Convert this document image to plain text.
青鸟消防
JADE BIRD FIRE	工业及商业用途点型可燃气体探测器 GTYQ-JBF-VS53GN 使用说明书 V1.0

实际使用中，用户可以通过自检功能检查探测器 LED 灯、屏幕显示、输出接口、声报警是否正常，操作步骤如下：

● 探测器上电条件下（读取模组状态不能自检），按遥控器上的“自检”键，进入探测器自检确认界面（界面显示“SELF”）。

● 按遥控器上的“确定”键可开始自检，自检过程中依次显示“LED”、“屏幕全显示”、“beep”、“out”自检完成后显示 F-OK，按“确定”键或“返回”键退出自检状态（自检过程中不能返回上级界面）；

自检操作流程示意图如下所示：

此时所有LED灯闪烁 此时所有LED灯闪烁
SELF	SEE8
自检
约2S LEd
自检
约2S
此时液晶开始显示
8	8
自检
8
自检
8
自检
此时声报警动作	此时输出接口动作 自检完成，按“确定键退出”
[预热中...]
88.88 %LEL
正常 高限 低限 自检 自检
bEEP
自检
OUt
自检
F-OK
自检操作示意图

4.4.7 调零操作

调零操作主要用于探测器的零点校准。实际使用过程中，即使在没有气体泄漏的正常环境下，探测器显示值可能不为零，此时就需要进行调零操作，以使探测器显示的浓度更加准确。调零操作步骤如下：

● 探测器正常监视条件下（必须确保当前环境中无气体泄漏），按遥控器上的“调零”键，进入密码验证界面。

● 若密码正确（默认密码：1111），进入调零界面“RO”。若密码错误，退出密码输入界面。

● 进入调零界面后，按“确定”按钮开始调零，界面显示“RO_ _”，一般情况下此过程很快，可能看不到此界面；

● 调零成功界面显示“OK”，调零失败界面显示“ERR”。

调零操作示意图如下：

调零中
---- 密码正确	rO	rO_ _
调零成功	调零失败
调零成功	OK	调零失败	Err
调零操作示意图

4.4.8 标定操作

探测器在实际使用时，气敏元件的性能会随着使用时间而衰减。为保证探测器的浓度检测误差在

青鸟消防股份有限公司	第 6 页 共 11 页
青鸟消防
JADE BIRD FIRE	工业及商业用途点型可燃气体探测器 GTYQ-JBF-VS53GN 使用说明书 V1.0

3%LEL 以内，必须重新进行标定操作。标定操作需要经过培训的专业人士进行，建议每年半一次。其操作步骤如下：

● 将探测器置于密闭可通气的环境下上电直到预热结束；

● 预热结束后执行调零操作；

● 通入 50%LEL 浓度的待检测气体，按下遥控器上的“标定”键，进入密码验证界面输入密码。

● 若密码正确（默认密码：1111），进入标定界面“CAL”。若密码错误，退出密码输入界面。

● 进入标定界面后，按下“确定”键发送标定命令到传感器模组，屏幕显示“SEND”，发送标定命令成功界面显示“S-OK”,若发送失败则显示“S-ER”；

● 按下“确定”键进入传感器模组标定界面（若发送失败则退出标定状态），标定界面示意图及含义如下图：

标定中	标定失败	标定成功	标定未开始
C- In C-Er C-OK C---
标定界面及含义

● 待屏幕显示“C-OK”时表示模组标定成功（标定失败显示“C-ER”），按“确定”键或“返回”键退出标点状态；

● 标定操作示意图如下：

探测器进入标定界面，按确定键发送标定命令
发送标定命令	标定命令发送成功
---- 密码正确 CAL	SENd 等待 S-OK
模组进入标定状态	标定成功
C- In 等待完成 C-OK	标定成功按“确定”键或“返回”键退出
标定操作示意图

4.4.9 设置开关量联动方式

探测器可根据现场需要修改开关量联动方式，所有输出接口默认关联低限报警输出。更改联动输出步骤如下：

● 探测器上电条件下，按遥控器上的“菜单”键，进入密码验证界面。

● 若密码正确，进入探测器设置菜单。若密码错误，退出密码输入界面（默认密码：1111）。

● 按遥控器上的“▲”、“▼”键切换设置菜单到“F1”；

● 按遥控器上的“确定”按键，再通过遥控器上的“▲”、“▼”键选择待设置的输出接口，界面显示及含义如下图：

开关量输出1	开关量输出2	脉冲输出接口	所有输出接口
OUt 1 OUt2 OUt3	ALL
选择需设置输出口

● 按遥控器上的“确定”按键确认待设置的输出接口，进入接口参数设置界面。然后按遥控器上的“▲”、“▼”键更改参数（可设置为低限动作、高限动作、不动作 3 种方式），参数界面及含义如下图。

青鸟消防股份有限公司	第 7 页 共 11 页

++++++++++++++++++++

Reproduce every record above exactly as it appears.

Convert this document image to plain text.
青鸟消防
JADE BIRD FIRE	工业及商业用途点型可燃气体探测器 GTYQ-JBF-VS53GN 使用说明书 V1.0

实际使用中，用户可以通过自检功能检查探测器 LED 灯、屏幕显示、输出接口、声报警是否正常，操作步骤如下：

● 探测器上电条件下（读取模组状态不能自检），按遥控器上的“自检”键，进入探测器自检确认界面（界面显示“SELF”）。

● 按遥控器上的“确定”键可开始自检，自检过程中依次显示“LED”、“屏幕全显示”、“beep”、“out”自检完成后显示 F-OK，按“确定”键或“返回”键退出自检状态（自检过程中不能返回上级界面）；

自检操作流程示意图如下所示：

此时所有LED灯闪烁 此时所有LED灯闪烁
SELF	SEE8
自检
约2S LEd
自检
约2S
此时液晶开始显示
8	8
自检
8
自检
8
自检
此时声报警动作	此时输出接口动作 自检完成，按“确定键退出”
[预热中...]
88.88 %LEL
正常 高限 低限 自检 自检
bEEP
自检
OUt
自检
F-OK
自检操作示意图

4.4.7 调零操作

调零操作主要用于探测器的零点校准。实际使用过程中，即使在没有气体泄漏的正常环境下，探测器显示值可能不为零，此时就需要进行调零操作，以使探测器显示的浓度更加准确。调零操作步骤如下：

● 探测器正常监视条件下（必须确保当前环境中无气体泄漏），按遥控器上的“调零”键，进入密码验证界面。

● 若密码正确（默认密码：1111），进入调零界面“RO”。若密码错误，退出密码输入界面。

● 进入调零界面后，按“确定”按钮开始调零，界面显示“RO_ _”，一般情况下此过程很快，可能看不到此界面；

● 调零成功界面显示“OK”，调零失败界面显示“ERR”。

调零操作示意图如下：

调零中
---- 密码正确	rO	rO_ _
调零成功	调零失败
调零成功	OK	调零失败	Err
调零操作示意图

4.4.8 标定操作

探测器在实际使用时，气敏元件的性能会随着使用时间而衰减。为保证探测器的浓度检测误差在

青鸟消防股份有限公司	第 6 页 共 11 页
青鸟消防
JADE BIRD FIRE	工业及商业用途点型可燃气体探测器 GTYQ-JBF-VS53GN 使用说明书 V1.0

3%LEL 以内，必须重新进行标定操作。标定操作需要经过培训的专业人士进行，建议每年半一次。其操作步骤如下：

● 将探测器置于密闭可通气的环境下上电直到预热结束；

● 预热结束后执行调零操作；

● 通入 50%LEL 浓度的待检测气体，按下遥控器上的“标定”键，进入密码验证界面输入密码。

● 若密码正确（默认密码：1111），进入标定界面“CAL”。若密码错误，退出密码输入界面。

● 进入标定界面后，按下“确定”键发送标定命令到传感器模组，屏幕显示“SEND”，发送标定命令成功界面显示“S-OK”,若发送失败则显示“S-ER”；

● 按下“确定”键进入传感器模组标定界面（若发送失败则退出标定状态），标定界面示意图及含义如下图：

标定中	标定失败	标定成功	标定未开始
C- In C-Er C-OK C---
标定界面及含义

● 待屏幕显示“C-OK”时表示模组标定成功（标定失败显示“C-ER”），按“确定”键或“返回”键退出标点状态；

● 标定操作示意图如下：

探测器进入标定界面，按确定键发送标定命令
发送标定命令	标定命令发送成功
---- 密码正确 CAL	SENd 等待 S-OK
模组进入标定状态	标定成功
C- In 等待完成 C-OK	标定成功按“确定”键或“返回”键退出
标定操作示意图

4.4.9 设置开关量联动方式

探测器可根据现场需要修改开关量联动方式，所有输出接口默认关联低限报警输出。更改联动输出步骤如下：

● 探测器上电条件下，按遥控器上的“菜单”键，进入密码验证界面。

● 若密码正确，进入探测器设置菜单。若密码错误，退出密码输入界面（默认密码：1111）。

● 按遥控器上的“▲”、“▼”键切换设置菜单到“F1”；

● 按遥控器上的“确定”按键，再通过遥控器上的“▲”、“▼”键选择待设置的输出接口，界面显示及含义如下图：

开关量输出1	开关量输出2	脉冲输出接口	所有输出接口
OUt 1 OUt2 OUt3	ALL
选择需设置输出口

● 按遥控器上的“确定”按键确认待设置的输出接口，进入接口参数设置界面。然后按遥控器上的“▲”、“▼”键更改参数（可设置为低限动作、高限动作、不动作 3 种方式），参数界面及含义如下图。

青鸟消防股份有限公司	第 7 页 共 11 页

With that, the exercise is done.